▶ [Dataset entries]:
— Start —

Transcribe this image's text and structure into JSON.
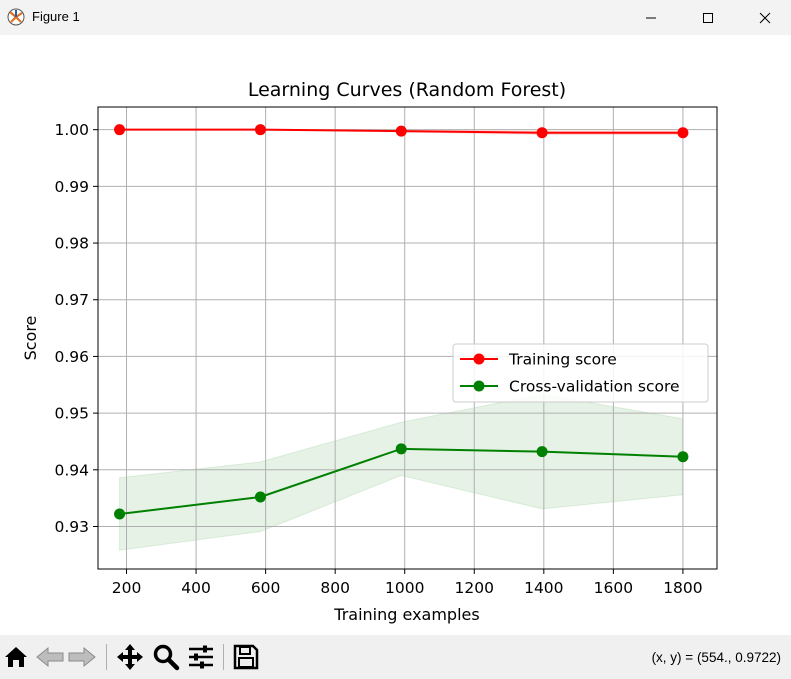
{
  "window": {
    "title": "Figure 1",
    "app_icon": "matplotlib-logo-icon",
    "controls": [
      "minimize-icon",
      "maximize-icon",
      "close-icon"
    ]
  },
  "toolbar": {
    "buttons": [
      "home-icon",
      "back-icon",
      "forward-icon",
      "pan-icon",
      "zoom-icon",
      "configure-subplots-icon",
      "save-icon"
    ],
    "coords_text": "(x, y) = (554., 0.9722)"
  },
  "chart_data": {
    "type": "line",
    "title": "Learning Curves (Random Forest)",
    "xlabel": "Training examples",
    "ylabel": "Score",
    "xlim": [
      118,
      1898
    ],
    "ylim": [
      0.9225,
      1.004
    ],
    "xticks": [
      200,
      400,
      600,
      800,
      1000,
      1200,
      1400,
      1600,
      1800
    ],
    "xtick_labels": [
      "200",
      "400",
      "600",
      "800",
      "1000",
      "1200",
      "1400",
      "1600",
      "1800"
    ],
    "yticks": [
      0.93,
      0.94,
      0.95,
      0.96,
      0.97,
      0.98,
      0.99,
      1.0
    ],
    "ytick_labels": [
      "0.93",
      "0.94",
      "0.95",
      "0.96",
      "0.97",
      "0.98",
      "0.99",
      "1.00"
    ],
    "grid": true,
    "legend_position": "center-right",
    "x": [
      180,
      585,
      990,
      1395,
      1800
    ],
    "series": [
      {
        "name": "Training score",
        "color": "#ff0000",
        "values": [
          1.0,
          1.0,
          0.99975,
          0.99945,
          0.99945
        ],
        "band_lower": [
          1.0,
          1.0,
          0.9996,
          0.99915,
          0.99915
        ],
        "band_upper": [
          1.0,
          1.0,
          0.99995,
          0.99975,
          0.99975
        ]
      },
      {
        "name": "Cross-validation score",
        "color": "#008000",
        "values": [
          0.9322,
          0.9352,
          0.9437,
          0.9432,
          0.9423
        ],
        "band_lower": [
          0.9258,
          0.9291,
          0.939,
          0.9331,
          0.9356
        ],
        "band_upper": [
          0.9386,
          0.9414,
          0.9484,
          0.9533,
          0.949
        ]
      }
    ]
  }
}
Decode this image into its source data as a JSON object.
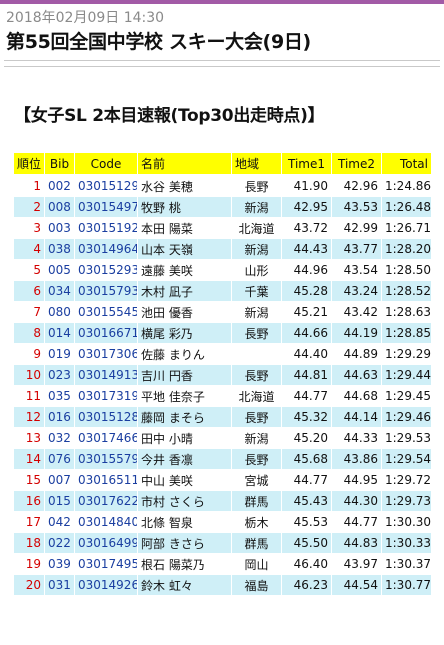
{
  "header": {
    "date": "2018年02月09日 14:30",
    "title": "第55回全国中学校 スキー大会(9日)"
  },
  "section": {
    "title": "【女子SL 2本目速報(Top30出走時点)】"
  },
  "table": {
    "headers": {
      "rank": "順位",
      "bib": "Bib",
      "code": "Code",
      "name": "名前",
      "region": "地域",
      "time1": "Time1",
      "time2": "Time2",
      "total": "Total"
    },
    "rows": [
      {
        "rank": "1",
        "bib": "002",
        "code": "03015129",
        "name": "水谷 美穂",
        "region": "長野",
        "time1": "41.90",
        "time2": "42.96",
        "total": "1:24.86"
      },
      {
        "rank": "2",
        "bib": "008",
        "code": "03015497",
        "name": "牧野 桃",
        "region": "新潟",
        "time1": "42.95",
        "time2": "43.53",
        "total": "1:26.48"
      },
      {
        "rank": "3",
        "bib": "003",
        "code": "03015192",
        "name": "本田 陽菜",
        "region": "北海道",
        "time1": "43.72",
        "time2": "42.99",
        "total": "1:26.71"
      },
      {
        "rank": "4",
        "bib": "038",
        "code": "03014964",
        "name": "山本 天嶺",
        "region": "新潟",
        "time1": "44.43",
        "time2": "43.77",
        "total": "1:28.20"
      },
      {
        "rank": "5",
        "bib": "005",
        "code": "03015293",
        "name": "遠藤 美咲",
        "region": "山形",
        "time1": "44.96",
        "time2": "43.54",
        "total": "1:28.50"
      },
      {
        "rank": "6",
        "bib": "034",
        "code": "03015793",
        "name": "木村 凪子",
        "region": "千葉",
        "time1": "45.28",
        "time2": "43.24",
        "total": "1:28.52"
      },
      {
        "rank": "7",
        "bib": "080",
        "code": "03015545",
        "name": "池田 優香",
        "region": "新潟",
        "time1": "45.21",
        "time2": "43.42",
        "total": "1:28.63"
      },
      {
        "rank": "8",
        "bib": "014",
        "code": "03016671",
        "name": "横尾 彩乃",
        "region": "長野",
        "time1": "44.66",
        "time2": "44.19",
        "total": "1:28.85"
      },
      {
        "rank": "9",
        "bib": "019",
        "code": "03017306",
        "name": "佐藤 まりん",
        "region": "",
        "time1": "44.40",
        "time2": "44.89",
        "total": "1:29.29"
      },
      {
        "rank": "10",
        "bib": "023",
        "code": "03014913",
        "name": "吉川 円香",
        "region": "長野",
        "time1": "44.81",
        "time2": "44.63",
        "total": "1:29.44"
      },
      {
        "rank": "11",
        "bib": "035",
        "code": "03017319",
        "name": "平地 佳奈子",
        "region": "北海道",
        "time1": "44.77",
        "time2": "44.68",
        "total": "1:29.45"
      },
      {
        "rank": "12",
        "bib": "016",
        "code": "03015128",
        "name": "藤岡 まそら",
        "region": "長野",
        "time1": "45.32",
        "time2": "44.14",
        "total": "1:29.46"
      },
      {
        "rank": "13",
        "bib": "032",
        "code": "03017466",
        "name": "田中 小晴",
        "region": "新潟",
        "time1": "45.20",
        "time2": "44.33",
        "total": "1:29.53"
      },
      {
        "rank": "14",
        "bib": "076",
        "code": "03015579",
        "name": "今井 香凛",
        "region": "長野",
        "time1": "45.68",
        "time2": "43.86",
        "total": "1:29.54"
      },
      {
        "rank": "15",
        "bib": "007",
        "code": "03016511",
        "name": "中山 美咲",
        "region": "宮城",
        "time1": "44.77",
        "time2": "44.95",
        "total": "1:29.72"
      },
      {
        "rank": "16",
        "bib": "015",
        "code": "03017622",
        "name": "市村 さくら",
        "region": "群馬",
        "time1": "45.43",
        "time2": "44.30",
        "total": "1:29.73"
      },
      {
        "rank": "17",
        "bib": "042",
        "code": "03014840",
        "name": "北條 智泉",
        "region": "栃木",
        "time1": "45.53",
        "time2": "44.77",
        "total": "1:30.30"
      },
      {
        "rank": "18",
        "bib": "022",
        "code": "03016499",
        "name": "阿部 きさら",
        "region": "群馬",
        "time1": "45.50",
        "time2": "44.83",
        "total": "1:30.33"
      },
      {
        "rank": "19",
        "bib": "039",
        "code": "03017495",
        "name": "根石 陽菜乃",
        "region": "岡山",
        "time1": "46.40",
        "time2": "43.97",
        "total": "1:30.37"
      },
      {
        "rank": "20",
        "bib": "031",
        "code": "03014926",
        "name": "鈴木 虹々",
        "region": "福島",
        "time1": "46.23",
        "time2": "44.54",
        "total": "1:30.77"
      }
    ]
  }
}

— End —

▶ [Exercise]:
Determine how many lines in the records contain "Training", and reply with the number only.

▶ [Written response]:
2